▶ AIM OF THE EXERCISE
Scan the lines below for the string "أفضل" and copy every one that has it.

------------------------------------------------------------

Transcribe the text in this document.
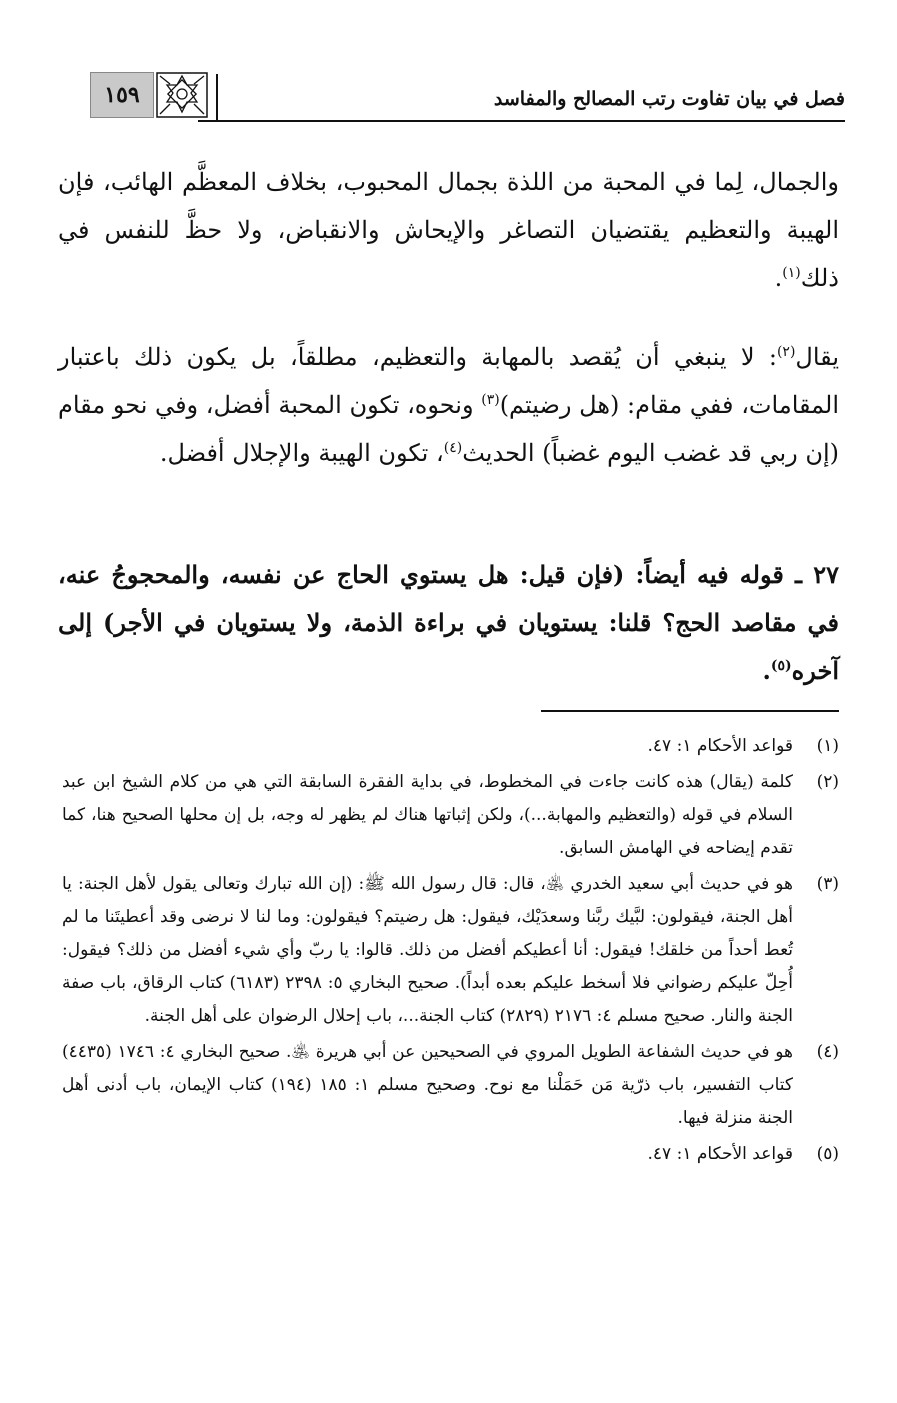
فصل في بيان تفاوت رتب المصالح والمفاسد
١٥٩

والجمال، لِما في المحبة من اللذة بجمال المحبوب، بخلاف المعظَّم الهائب، فإن الهيبة والتعظيم يقتضيان التصاغر والإيحاش والانقباض، ولا حظَّ للنفس في ذلك$^{(١)}$.

يقال$^{(٢)}$: لا ينبغي أن يُقصد بالمهابة والتعظيم، مطلقاً، بل يكون ذلك باعتبار المقامات، ففي مقام: (هل رضيتم)$^{(٣)}$ ونحوه، تكون المحبة أفضل، وفي نحو مقام (إن ربي قد غضب اليوم غضباً) الحديث$^{(٤)}$، تكون الهيبة والإجلال أفضل.

٢٧ ـ قوله فيه أيضاً: (فإن قيل: هل يستوي الحاج عن نفسه، والمحجوجُ عنه، في مقاصد الحج؟ قلنا: يستويان في براءة الذمة، ولا يستويان في الأجر) إلى آخره$^{(٥)}$.

(١)
قواعد الأحكام ١: ٤٧.
(٢)
كلمة (يقال) هذه كانت جاءت في المخطوط، في بداية الفقرة السابقة التي هي من كلام الشيخ ابن عبد السلام في قوله (والتعظيم والمهابة...)، ولكن إثباتها هناك لم يظهر له وجه، بل إن محلها الصحيح هنا، كما تقدم إيضاحه في الهامش السابق.
(٣)
هو في حديث أبي سعيد الخدري ﵁، قال: قال رسول الله ﷺ: (إن الله تبارك وتعالى يقول لأهل الجنة: يا أهل الجنة، فيقولون: لبَّيك ربَّنا وسعدَيْك، فيقول: هل رضيتم؟ فيقولون: وما لنا لا نرضى وقد أعطيتَنا ما لم تُعط أحداً من خلقك! فيقول: أنا أعطيكم أفضل من ذلك. قالوا: يا ربّ وأي شيء أفضل من ذلك؟ فيقول: أُحِلّ عليكم رضواني فلا أسخط عليكم بعده أبداً). صحيح البخاري ٥: ٢٣٩٨ (٦١٨٣) كتاب الرقاق، باب صفة الجنة والنار. صحيح مسلم ٤: ٢١٧٦ (٢٨٢٩) كتاب الجنة...، باب إحلال الرضوان على أهل الجنة.
(٤)
هو في حديث الشفاعة الطويل المروي في الصحيحين عن أبي هريرة ﵁. صحيح البخاري ٤: ١٧٤٦ (٤٤٣٥) كتاب التفسير، باب ذرّية مَن حَمَلْنا مع نوح. وصحيح مسلم ١: ١٨٥ (١٩٤) كتاب الإيمان، باب أدنى أهل الجنة منزلة فيها.
(٥)
قواعد الأحكام ١: ٤٧.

------------------------------------------------------------

▶ RESULT BELOW
يقال$^{(٢)}$: لا ينبغي أن يُقصد بالمهابة والتعظيم، مطلقاً، بل يكون ذلك باعتبار المقامات، ففي مقام: (هل رضيتم)$^{(٣)}$ ونحوه، تكون المحبة أفضل، وفي نحو مقام (إن ربي قد غضب اليوم غضباً) الحديث$^{(٤)}$، تكون الهيبة والإجلال أفضل.
هو في حديث أبي سعيد الخدري ﵁، قال: قال رسول الله ﷺ: (إن الله تبارك وتعالى يقول لأهل الجنة: يا أهل الجنة، فيقولون: لبَّيك ربَّنا وسعدَيْك، فيقول: هل رضيتم؟ فيقولون: وما لنا لا نرضى وقد أعطيتَنا ما لم تُعط أحداً من خلقك! فيقول: أنا أعطيكم أفضل من ذلك. قالوا: يا ربّ وأي شيء أفضل من ذلك؟ فيقول: أُحِلّ عليكم رضواني فلا أسخط عليكم بعده أبداً). صحيح البخاري ٥: ٢٣٩٨ (٦١٨٣) كتاب الرقاق، باب صفة الجنة والنار. صحيح مسلم ٤: ٢١٧٦ (٢٨٢٩) كتاب الجنة...، باب إحلال الرضوان على أهل الجنة.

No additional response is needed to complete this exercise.